-- Start of Stored rows --

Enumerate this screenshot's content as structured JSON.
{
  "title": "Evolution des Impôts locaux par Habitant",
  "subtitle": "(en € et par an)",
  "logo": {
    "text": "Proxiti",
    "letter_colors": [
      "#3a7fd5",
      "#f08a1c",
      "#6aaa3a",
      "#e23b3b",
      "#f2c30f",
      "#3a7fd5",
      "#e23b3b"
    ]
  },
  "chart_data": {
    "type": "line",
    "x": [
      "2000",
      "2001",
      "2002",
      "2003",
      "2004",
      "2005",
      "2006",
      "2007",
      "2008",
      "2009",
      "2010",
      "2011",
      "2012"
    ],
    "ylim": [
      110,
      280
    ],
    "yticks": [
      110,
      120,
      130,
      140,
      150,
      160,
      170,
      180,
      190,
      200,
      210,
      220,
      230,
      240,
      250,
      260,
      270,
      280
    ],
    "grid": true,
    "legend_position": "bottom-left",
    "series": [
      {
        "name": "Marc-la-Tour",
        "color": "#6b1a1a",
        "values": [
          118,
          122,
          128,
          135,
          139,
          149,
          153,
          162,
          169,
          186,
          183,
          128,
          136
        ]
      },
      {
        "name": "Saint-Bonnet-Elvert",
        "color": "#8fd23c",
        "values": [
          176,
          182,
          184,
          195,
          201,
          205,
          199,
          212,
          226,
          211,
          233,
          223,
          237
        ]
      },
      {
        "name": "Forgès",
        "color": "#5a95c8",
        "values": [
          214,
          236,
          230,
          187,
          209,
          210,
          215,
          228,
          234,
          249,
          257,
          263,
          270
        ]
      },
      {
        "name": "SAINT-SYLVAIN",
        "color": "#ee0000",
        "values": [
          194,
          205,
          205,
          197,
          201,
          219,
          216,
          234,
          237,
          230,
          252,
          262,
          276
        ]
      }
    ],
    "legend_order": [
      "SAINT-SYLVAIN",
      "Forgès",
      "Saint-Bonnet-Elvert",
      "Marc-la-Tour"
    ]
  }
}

-- End of Stored rows --

◆ **Directive**:
Copy each record from above exactly, and include every line.

◆ **Result of the exercise**:
Enumerate this screenshot's content as structured JSON.
{
  "title": "Evolution des Impôts locaux par Habitant",
  "subtitle": "(en € et par an)",
  "logo": {
    "text": "Proxiti",
    "letter_colors": [
      "#3a7fd5",
      "#f08a1c",
      "#6aaa3a",
      "#e23b3b",
      "#f2c30f",
      "#3a7fd5",
      "#e23b3b"
    ]
  },
  "chart_data": {
    "type": "line",
    "x": [
      "2000",
      "2001",
      "2002",
      "2003",
      "2004",
      "2005",
      "2006",
      "2007",
      "2008",
      "2009",
      "2010",
      "2011",
      "2012"
    ],
    "ylim": [
      110,
      280
    ],
    "yticks": [
      110,
      120,
      130,
      140,
      150,
      160,
      170,
      180,
      190,
      200,
      210,
      220,
      230,
      240,
      250,
      260,
      270,
      280
    ],
    "grid": true,
    "legend_position": "bottom-left",
    "series": [
      {
        "name": "Marc-la-Tour",
        "color": "#6b1a1a",
        "values": [
          118,
          122,
          128,
          135,
          139,
          149,
          153,
          162,
          169,
          186,
          183,
          128,
          136
        ]
      },
      {
        "name": "Saint-Bonnet-Elvert",
        "color": "#8fd23c",
        "values": [
          176,
          182,
          184,
          195,
          201,
          205,
          199,
          212,
          226,
          211,
          233,
          223,
          237
        ]
      },
      {
        "name": "Forgès",
        "color": "#5a95c8",
        "values": [
          214,
          236,
          230,
          187,
          209,
          210,
          215,
          228,
          234,
          249,
          257,
          263,
          270
        ]
      },
      {
        "name": "SAINT-SYLVAIN",
        "color": "#ee0000",
        "values": [
          194,
          205,
          205,
          197,
          201,
          219,
          216,
          234,
          237,
          230,
          252,
          262,
          276
        ]
      }
    ],
    "legend_order": [
      "SAINT-SYLVAIN",
      "Forgès",
      "Saint-Bonnet-Elvert",
      "Marc-la-Tour"
    ]
  }
}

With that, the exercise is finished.